**ROWS:**

** Begin **

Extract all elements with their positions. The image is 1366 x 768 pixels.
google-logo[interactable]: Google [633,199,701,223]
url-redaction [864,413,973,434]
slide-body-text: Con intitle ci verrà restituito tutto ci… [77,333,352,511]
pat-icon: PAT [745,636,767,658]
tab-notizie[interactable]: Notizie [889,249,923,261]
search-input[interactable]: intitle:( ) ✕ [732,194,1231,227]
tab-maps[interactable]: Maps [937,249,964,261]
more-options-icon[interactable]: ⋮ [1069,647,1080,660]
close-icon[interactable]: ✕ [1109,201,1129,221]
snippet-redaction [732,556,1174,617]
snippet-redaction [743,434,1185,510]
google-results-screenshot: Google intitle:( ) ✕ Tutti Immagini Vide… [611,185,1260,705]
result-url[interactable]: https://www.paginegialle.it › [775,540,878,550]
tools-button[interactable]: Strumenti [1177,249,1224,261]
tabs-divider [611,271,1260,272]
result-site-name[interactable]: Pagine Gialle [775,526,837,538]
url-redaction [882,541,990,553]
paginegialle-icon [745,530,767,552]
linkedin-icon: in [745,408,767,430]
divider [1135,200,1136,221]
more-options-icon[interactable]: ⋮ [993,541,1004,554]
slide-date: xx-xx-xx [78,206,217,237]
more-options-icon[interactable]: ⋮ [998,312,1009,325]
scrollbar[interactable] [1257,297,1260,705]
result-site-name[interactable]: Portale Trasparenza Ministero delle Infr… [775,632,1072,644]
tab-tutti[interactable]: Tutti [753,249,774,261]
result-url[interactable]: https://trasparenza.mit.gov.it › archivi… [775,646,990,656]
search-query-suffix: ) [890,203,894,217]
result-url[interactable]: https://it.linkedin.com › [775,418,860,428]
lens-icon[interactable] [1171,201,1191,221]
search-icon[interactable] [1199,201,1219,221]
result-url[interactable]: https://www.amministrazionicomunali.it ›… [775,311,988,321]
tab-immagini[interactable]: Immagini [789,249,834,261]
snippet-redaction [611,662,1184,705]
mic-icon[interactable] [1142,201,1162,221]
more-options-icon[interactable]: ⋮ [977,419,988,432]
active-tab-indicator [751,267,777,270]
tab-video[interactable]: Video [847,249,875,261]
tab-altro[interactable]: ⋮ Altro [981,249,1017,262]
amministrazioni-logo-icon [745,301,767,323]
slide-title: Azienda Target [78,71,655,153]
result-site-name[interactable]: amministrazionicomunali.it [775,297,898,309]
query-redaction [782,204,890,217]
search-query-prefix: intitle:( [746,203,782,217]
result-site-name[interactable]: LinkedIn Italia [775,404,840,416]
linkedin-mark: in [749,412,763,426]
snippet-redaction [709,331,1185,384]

** End **

Put every line of the records above into a numbered list, leaving out any blank lines.

**FINISHED TASK:**
1. Extract all elements with their positions. The image is 1366 x 768 pixels.
2. google-logo[interactable]: Google [633,199,701,223]
3. url-redaction [864,413,973,434]
4. slide-body-text: Con intitle ci verrà restituito tutto ci… [77,333,352,511]
5. pat-icon: PAT [745,636,767,658]
6. tab-notizie[interactable]: Notizie [889,249,923,261]
7. search-input[interactable]: intitle:( ) ✕ [732,194,1231,227]
8. tab-maps[interactable]: Maps [937,249,964,261]
9. more-options-icon[interactable]: ⋮ [1069,647,1080,660]
10. close-icon[interactable]: ✕ [1109,201,1129,221]
11. snippet-redaction [732,556,1174,617]
12. snippet-redaction [743,434,1185,510]
13. google-results-screenshot: Google intitle:( ) ✕ Tutti Immagini Vide… [611,185,1260,705]
14. result-url[interactable]: https://www.paginegialle.it › [775,540,878,550]
15. tools-button[interactable]: Strumenti [1177,249,1224,261]
16. tabs-divider [611,271,1260,272]
17. result-site-name[interactable]: Pagine Gialle [775,526,837,538]
18. url-redaction [882,541,990,553]
19. paginegialle-icon [745,530,767,552]
20. linkedin-icon: in [745,408,767,430]
21. divider [1135,200,1136,221]
22. more-options-icon[interactable]: ⋮ [993,541,1004,554]
23. slide-date: xx-xx-xx [78,206,217,237]
24. more-options-icon[interactable]: ⋮ [998,312,1009,325]
25. scrollbar[interactable] [1257,297,1260,705]
26. result-site-name[interactable]: Portale Trasparenza Ministero delle Infr… [775,632,1072,644]
27. tab-tutti[interactable]: Tutti [753,249,774,261]
28. result-url[interactable]: https://trasparenza.mit.gov.it › archivi… [775,646,990,656]
29. search-query-suffix: ) [890,203,894,217]
30. result-url[interactable]: https://it.linkedin.com › [775,418,860,428]
31. lens-icon[interactable] [1171,201,1191,221]
32. search-icon[interactable] [1199,201,1219,221]
33. result-url[interactable]: https://www.amministrazionicomunali.it ›… [775,311,988,321]
34. tab-immagini[interactable]: Immagini [789,249,834,261]
35. snippet-redaction [611,662,1184,705]
36. mic-icon[interactable] [1142,201,1162,221]
37. more-options-icon[interactable]: ⋮ [977,419,988,432]
38. active-tab-indicator [751,267,777,270]
39. tab-video[interactable]: Video [847,249,875,261]
40. tab-altro[interactable]: ⋮ Altro [981,249,1017,262]
41. amministrazioni-logo-icon [745,301,767,323]
42. slide-title: Azienda Target [78,71,655,153]
43. result-site-name[interactable]: amministrazionicomunali.it [775,297,898,309]
44. query-redaction [782,204,890,217]
45. search-query-prefix: intitle:( [746,203,782,217]
46. result-site-name[interactable]: LinkedIn Italia [775,404,840,416]
47. linkedin-mark: in [749,412,763,426]
48. snippet-redaction [709,331,1185,384]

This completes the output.